→ **TASK DESCRIPTION**: Extract all data as written.

□ □ □ □ □ □ □

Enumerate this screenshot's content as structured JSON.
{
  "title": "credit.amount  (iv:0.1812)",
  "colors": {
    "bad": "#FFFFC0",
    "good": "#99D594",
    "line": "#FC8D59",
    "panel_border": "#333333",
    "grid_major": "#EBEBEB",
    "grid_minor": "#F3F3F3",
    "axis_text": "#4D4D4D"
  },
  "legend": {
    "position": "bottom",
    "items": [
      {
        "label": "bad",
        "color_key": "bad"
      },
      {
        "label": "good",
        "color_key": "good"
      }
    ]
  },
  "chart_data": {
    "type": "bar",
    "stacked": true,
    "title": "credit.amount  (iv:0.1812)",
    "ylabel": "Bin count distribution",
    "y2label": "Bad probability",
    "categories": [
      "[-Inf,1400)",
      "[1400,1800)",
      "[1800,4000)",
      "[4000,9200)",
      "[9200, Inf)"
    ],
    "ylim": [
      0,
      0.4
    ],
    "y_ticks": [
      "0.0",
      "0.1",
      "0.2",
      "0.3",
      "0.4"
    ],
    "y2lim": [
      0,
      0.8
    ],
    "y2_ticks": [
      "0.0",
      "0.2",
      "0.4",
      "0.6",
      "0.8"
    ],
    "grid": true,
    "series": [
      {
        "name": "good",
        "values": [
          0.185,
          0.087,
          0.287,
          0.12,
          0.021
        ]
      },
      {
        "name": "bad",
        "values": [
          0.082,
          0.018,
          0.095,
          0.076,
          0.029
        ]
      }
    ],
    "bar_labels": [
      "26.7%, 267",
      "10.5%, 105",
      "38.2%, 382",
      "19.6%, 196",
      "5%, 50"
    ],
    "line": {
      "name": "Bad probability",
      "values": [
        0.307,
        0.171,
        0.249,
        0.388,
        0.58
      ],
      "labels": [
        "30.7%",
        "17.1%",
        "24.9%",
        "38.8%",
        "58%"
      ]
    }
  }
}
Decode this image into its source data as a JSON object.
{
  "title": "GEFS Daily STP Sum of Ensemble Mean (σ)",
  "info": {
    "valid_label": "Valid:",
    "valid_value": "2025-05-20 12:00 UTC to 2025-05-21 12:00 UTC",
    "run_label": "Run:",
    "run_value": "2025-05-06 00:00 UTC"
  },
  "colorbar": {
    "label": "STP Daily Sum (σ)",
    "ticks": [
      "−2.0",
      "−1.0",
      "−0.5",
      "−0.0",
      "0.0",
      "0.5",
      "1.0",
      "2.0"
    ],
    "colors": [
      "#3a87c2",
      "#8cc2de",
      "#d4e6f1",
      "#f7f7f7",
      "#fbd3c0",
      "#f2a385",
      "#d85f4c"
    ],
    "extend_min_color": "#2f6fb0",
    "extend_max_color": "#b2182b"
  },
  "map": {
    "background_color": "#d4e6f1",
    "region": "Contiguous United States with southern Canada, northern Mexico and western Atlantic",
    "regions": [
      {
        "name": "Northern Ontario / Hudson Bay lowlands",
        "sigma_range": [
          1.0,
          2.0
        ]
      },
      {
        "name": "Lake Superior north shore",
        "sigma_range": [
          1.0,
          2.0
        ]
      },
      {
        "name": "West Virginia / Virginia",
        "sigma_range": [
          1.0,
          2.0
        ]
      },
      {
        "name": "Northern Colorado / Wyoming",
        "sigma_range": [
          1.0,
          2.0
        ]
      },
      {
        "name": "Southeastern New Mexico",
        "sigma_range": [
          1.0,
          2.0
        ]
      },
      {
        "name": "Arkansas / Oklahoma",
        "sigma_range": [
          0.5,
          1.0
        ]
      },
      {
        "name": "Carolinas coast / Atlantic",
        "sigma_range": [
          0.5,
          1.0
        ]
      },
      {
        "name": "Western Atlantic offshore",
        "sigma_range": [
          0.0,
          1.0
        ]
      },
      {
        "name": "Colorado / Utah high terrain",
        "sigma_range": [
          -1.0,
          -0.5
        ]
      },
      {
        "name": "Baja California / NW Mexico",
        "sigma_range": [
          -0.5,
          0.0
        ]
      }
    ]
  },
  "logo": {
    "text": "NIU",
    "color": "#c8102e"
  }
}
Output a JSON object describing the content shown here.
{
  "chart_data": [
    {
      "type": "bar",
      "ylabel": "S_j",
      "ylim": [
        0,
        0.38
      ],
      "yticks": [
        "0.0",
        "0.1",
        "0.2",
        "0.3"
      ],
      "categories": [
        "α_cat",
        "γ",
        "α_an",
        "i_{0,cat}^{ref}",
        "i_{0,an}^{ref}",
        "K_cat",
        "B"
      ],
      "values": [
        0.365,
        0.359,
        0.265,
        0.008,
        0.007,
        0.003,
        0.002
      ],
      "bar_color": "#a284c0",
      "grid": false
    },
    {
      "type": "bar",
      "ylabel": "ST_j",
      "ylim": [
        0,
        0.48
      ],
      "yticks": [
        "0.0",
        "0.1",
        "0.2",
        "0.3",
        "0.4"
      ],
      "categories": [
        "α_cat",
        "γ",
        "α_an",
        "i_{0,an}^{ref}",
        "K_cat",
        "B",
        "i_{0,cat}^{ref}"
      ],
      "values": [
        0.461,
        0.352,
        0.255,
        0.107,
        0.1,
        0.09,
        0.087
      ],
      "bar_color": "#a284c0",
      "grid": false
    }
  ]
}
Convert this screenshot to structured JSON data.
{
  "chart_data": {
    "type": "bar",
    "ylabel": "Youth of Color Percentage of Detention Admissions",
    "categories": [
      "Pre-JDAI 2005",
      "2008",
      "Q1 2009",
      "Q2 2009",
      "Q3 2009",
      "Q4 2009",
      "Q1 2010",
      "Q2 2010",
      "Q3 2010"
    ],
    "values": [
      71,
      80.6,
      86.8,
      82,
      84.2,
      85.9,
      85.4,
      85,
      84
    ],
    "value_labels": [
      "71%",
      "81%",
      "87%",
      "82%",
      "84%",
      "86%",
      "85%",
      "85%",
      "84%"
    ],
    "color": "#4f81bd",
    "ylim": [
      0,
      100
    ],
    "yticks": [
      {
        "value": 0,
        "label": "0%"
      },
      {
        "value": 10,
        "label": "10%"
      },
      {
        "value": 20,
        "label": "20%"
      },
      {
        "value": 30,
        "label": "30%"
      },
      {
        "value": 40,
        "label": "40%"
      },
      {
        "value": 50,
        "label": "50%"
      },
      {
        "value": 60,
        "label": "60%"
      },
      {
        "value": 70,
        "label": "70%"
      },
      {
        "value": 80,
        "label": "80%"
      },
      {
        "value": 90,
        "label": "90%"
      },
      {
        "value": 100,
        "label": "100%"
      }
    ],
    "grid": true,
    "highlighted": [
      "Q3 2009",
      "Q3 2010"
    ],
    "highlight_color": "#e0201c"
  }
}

□ □ □ □ □ □ □

→ **SOLVED PROBLEM**:
Enumerate this screenshot's content as structured JSON.
{
  "title": "credit.amount  (iv:0.1812)",
  "colors": {
    "bad": "#FFFFC0",
    "good": "#99D594",
    "line": "#FC8D59",
    "panel_border": "#333333",
    "grid_major": "#EBEBEB",
    "grid_minor": "#F3F3F3",
    "axis_text": "#4D4D4D"
  },
  "legend": {
    "position": "bottom",
    "items": [
      {
        "label": "bad",
        "color_key": "bad"
      },
      {
        "label": "good",
        "color_key": "good"
      }
    ]
  },
  "chart_data": {
    "type": "bar",
    "stacked": true,
    "title": "credit.amount  (iv:0.1812)",
    "ylabel": "Bin count distribution",
    "y2label": "Bad probability",
    "categories": [
      "[-Inf,1400)",
      "[1400,1800)",
      "[1800,4000)",
      "[4000,9200)",
      "[9200, Inf)"
    ],
    "ylim": [
      0,
      0.4
    ],
    "y_ticks": [
      "0.0",
      "0.1",
      "0.2",
      "0.3",
      "0.4"
    ],
    "y2lim": [
      0,
      0.8
    ],
    "y2_ticks": [
      "0.0",
      "0.2",
      "0.4",
      "0.6",
      "0.8"
    ],
    "grid": true,
    "series": [
      {
        "name": "good",
        "values": [
          0.185,
          0.087,
          0.287,
          0.12,
          0.021
        ]
      },
      {
        "name": "bad",
        "values": [
          0.082,
          0.018,
          0.095,
          0.076,
          0.029
        ]
      }
    ],
    "bar_labels": [
      "26.7%, 267",
      "10.5%, 105",
      "38.2%, 382",
      "19.6%, 196",
      "5%, 50"
    ],
    "line": {
      "name": "Bad probability",
      "values": [
        0.307,
        0.171,
        0.249,
        0.388,
        0.58
      ],
      "labels": [
        "30.7%",
        "17.1%",
        "24.9%",
        "38.8%",
        "58%"
      ]
    }
  }
}
Decode this image into its source data as a JSON object.
{
  "title": "GEFS Daily STP Sum of Ensemble Mean (σ)",
  "info": {
    "valid_label": "Valid:",
    "valid_value": "2025-05-20 12:00 UTC to 2025-05-21 12:00 UTC",
    "run_label": "Run:",
    "run_value": "2025-05-06 00:00 UTC"
  },
  "colorbar": {
    "label": "STP Daily Sum (σ)",
    "ticks": [
      "−2.0",
      "−1.0",
      "−0.5",
      "−0.0",
      "0.0",
      "0.5",
      "1.0",
      "2.0"
    ],
    "colors": [
      "#3a87c2",
      "#8cc2de",
      "#d4e6f1",
      "#f7f7f7",
      "#fbd3c0",
      "#f2a385",
      "#d85f4c"
    ],
    "extend_min_color": "#2f6fb0",
    "extend_max_color": "#b2182b"
  },
  "map": {
    "background_color": "#d4e6f1",
    "region": "Contiguous United States with southern Canada, northern Mexico and western Atlantic",
    "regions": [
      {
        "name": "Northern Ontario / Hudson Bay lowlands",
        "sigma_range": [
          1.0,
          2.0
        ]
      },
      {
        "name": "Lake Superior north shore",
        "sigma_range": [
          1.0,
          2.0
        ]
      },
      {
        "name": "West Virginia / Virginia",
        "sigma_range": [
          1.0,
          2.0
        ]
      },
      {
        "name": "Northern Colorado / Wyoming",
        "sigma_range": [
          1.0,
          2.0
        ]
      },
      {
        "name": "Southeastern New Mexico",
        "sigma_range": [
          1.0,
          2.0
        ]
      },
      {
        "name": "Arkansas / Oklahoma",
        "sigma_range": [
          0.5,
          1.0
        ]
      },
      {
        "name": "Carolinas coast / Atlantic",
        "sigma_range": [
          0.5,
          1.0
        ]
      },
      {
        "name": "Western Atlantic offshore",
        "sigma_range": [
          0.0,
          1.0
        ]
      },
      {
        "name": "Colorado / Utah high terrain",
        "sigma_range": [
          -1.0,
          -0.5
        ]
      },
      {
        "name": "Baja California / NW Mexico",
        "sigma_range": [
          -0.5,
          0.0
        ]
      }
    ]
  },
  "logo": {
    "text": "NIU",
    "color": "#c8102e"
  }
}
Output a JSON object describing the content shown here.
{
  "chart_data": [
    {
      "type": "bar",
      "ylabel": "S_j",
      "ylim": [
        0,
        0.38
      ],
      "yticks": [
        "0.0",
        "0.1",
        "0.2",
        "0.3"
      ],
      "categories": [
        "α_cat",
        "γ",
        "α_an",
        "i_{0,cat}^{ref}",
        "i_{0,an}^{ref}",
        "K_cat",
        "B"
      ],
      "values": [
        0.365,
        0.359,
        0.265,
        0.008,
        0.007,
        0.003,
        0.002
      ],
      "bar_color": "#a284c0",
      "grid": false
    },
    {
      "type": "bar",
      "ylabel": "ST_j",
      "ylim": [
        0,
        0.48
      ],
      "yticks": [
        "0.0",
        "0.1",
        "0.2",
        "0.3",
        "0.4"
      ],
      "categories": [
        "α_cat",
        "γ",
        "α_an",
        "i_{0,an}^{ref}",
        "K_cat",
        "B",
        "i_{0,cat}^{ref}"
      ],
      "values": [
        0.461,
        0.352,
        0.255,
        0.107,
        0.1,
        0.09,
        0.087
      ],
      "bar_color": "#a284c0",
      "grid": false
    }
  ]
}
Convert this screenshot to structured JSON data.
{
  "chart_data": {
    "type": "bar",
    "ylabel": "Youth of Color Percentage of Detention Admissions",
    "categories": [
      "Pre-JDAI 2005",
      "2008",
      "Q1 2009",
      "Q2 2009",
      "Q3 2009",
      "Q4 2009",
      "Q1 2010",
      "Q2 2010",
      "Q3 2010"
    ],
    "values": [
      71,
      80.6,
      86.8,
      82,
      84.2,
      85.9,
      85.4,
      85,
      84
    ],
    "value_labels": [
      "71%",
      "81%",
      "87%",
      "82%",
      "84%",
      "86%",
      "85%",
      "85%",
      "84%"
    ],
    "color": "#4f81bd",
    "ylim": [
      0,
      100
    ],
    "yticks": [
      {
        "value": 0,
        "label": "0%"
      },
      {
        "value": 10,
        "label": "10%"
      },
      {
        "value": 20,
        "label": "20%"
      },
      {
        "value": 30,
        "label": "30%"
      },
      {
        "value": 40,
        "label": "40%"
      },
      {
        "value": 50,
        "label": "50%"
      },
      {
        "value": 60,
        "label": "60%"
      },
      {
        "value": 70,
        "label": "70%"
      },
      {
        "value": 80,
        "label": "80%"
      },
      {
        "value": 90,
        "label": "90%"
      },
      {
        "value": 100,
        "label": "100%"
      }
    ],
    "grid": true,
    "highlighted": [
      "Q3 2009",
      "Q3 2010"
    ],
    "highlight_color": "#e0201c"
  }
}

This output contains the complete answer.